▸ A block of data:

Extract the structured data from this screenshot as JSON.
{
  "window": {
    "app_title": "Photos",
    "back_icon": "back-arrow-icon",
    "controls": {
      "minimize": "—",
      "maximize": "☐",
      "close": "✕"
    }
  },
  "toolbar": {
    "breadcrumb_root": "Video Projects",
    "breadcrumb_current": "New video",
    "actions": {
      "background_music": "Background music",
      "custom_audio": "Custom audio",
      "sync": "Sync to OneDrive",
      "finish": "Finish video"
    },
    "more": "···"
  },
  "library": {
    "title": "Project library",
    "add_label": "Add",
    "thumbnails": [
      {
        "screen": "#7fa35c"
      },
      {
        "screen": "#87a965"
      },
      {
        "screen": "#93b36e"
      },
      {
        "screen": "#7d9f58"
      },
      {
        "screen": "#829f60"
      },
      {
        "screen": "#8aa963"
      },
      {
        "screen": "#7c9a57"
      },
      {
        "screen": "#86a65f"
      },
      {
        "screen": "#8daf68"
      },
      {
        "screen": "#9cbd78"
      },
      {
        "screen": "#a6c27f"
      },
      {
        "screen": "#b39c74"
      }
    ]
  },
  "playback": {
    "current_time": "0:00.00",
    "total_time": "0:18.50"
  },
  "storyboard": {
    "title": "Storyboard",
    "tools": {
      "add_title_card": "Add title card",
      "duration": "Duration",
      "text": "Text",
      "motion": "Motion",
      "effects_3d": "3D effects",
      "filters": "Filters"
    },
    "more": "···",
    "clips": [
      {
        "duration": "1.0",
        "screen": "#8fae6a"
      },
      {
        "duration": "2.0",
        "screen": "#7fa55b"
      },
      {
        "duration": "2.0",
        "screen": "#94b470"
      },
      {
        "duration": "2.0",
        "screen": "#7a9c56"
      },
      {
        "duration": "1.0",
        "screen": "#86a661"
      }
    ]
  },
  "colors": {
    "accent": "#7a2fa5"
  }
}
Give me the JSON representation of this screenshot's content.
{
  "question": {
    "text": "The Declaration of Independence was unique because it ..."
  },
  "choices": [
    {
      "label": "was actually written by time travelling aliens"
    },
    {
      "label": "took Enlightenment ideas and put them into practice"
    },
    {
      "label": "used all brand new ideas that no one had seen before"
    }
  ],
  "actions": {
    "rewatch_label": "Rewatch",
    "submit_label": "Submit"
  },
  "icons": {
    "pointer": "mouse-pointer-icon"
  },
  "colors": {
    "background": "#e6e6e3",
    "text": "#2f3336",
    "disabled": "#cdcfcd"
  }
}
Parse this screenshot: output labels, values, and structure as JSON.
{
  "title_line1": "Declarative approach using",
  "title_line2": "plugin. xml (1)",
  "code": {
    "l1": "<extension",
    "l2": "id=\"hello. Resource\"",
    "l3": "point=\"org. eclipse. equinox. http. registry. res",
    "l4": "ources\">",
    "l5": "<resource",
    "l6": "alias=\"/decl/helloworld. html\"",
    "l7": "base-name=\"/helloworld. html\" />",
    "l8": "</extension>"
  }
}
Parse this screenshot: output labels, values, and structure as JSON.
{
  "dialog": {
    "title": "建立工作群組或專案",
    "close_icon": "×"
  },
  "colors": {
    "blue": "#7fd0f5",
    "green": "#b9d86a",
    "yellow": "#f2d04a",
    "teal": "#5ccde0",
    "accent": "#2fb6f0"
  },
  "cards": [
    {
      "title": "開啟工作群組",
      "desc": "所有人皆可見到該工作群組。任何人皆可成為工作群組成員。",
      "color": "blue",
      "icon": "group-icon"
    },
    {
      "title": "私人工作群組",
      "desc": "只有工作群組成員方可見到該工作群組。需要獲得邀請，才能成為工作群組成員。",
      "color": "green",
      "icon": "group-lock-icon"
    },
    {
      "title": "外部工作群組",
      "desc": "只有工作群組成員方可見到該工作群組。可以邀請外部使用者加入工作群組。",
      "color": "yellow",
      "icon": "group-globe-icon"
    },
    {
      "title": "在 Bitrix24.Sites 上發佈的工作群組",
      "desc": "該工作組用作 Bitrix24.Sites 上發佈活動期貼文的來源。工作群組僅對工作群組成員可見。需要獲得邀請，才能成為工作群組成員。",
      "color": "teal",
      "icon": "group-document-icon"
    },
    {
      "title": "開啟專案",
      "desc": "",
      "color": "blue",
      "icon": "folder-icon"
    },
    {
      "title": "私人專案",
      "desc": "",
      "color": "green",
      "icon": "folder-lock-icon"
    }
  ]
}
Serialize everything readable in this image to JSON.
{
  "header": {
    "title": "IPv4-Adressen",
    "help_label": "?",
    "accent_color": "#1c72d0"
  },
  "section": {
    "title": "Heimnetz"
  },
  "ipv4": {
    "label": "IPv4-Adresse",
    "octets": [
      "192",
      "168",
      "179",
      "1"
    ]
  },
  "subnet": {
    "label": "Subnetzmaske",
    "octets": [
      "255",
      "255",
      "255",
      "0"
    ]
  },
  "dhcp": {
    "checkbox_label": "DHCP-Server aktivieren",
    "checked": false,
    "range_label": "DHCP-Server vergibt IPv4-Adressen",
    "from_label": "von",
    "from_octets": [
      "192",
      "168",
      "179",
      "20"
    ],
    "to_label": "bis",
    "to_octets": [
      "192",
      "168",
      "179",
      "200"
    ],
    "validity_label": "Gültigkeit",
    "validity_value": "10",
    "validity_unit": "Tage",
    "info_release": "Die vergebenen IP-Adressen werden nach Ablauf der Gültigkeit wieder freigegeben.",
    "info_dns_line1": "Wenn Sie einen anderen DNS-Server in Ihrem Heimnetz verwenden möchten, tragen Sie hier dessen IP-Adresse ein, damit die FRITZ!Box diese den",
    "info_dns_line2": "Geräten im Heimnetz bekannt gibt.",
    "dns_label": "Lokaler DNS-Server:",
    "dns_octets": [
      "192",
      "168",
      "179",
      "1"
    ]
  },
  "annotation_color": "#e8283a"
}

▸ Given request: Where a line above contains the word "html", copy that line.

▸ Worked answer:
    "l6": "alias=\"/decl/helloworld. html\"",
    "l7": "base-name=\"/helloworld. html\" />",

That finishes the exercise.